▽

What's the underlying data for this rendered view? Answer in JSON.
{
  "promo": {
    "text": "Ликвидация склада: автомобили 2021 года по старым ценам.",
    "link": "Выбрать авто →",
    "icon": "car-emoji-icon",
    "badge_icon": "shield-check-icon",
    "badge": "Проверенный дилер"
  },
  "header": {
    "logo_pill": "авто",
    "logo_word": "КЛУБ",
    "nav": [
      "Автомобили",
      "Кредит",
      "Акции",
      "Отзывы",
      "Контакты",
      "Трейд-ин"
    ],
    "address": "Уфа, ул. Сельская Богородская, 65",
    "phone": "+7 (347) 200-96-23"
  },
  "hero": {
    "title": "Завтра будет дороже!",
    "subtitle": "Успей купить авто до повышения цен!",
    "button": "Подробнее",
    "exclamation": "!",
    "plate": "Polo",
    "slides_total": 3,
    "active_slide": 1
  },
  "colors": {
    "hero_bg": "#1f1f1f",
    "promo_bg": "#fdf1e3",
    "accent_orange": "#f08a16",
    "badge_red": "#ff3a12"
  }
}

△

What is required:
Check all the records above and select each line where the string "icon" is found.

Correct output:
    "icon": "car-emoji-icon",
    "badge_icon": "shield-check-icon",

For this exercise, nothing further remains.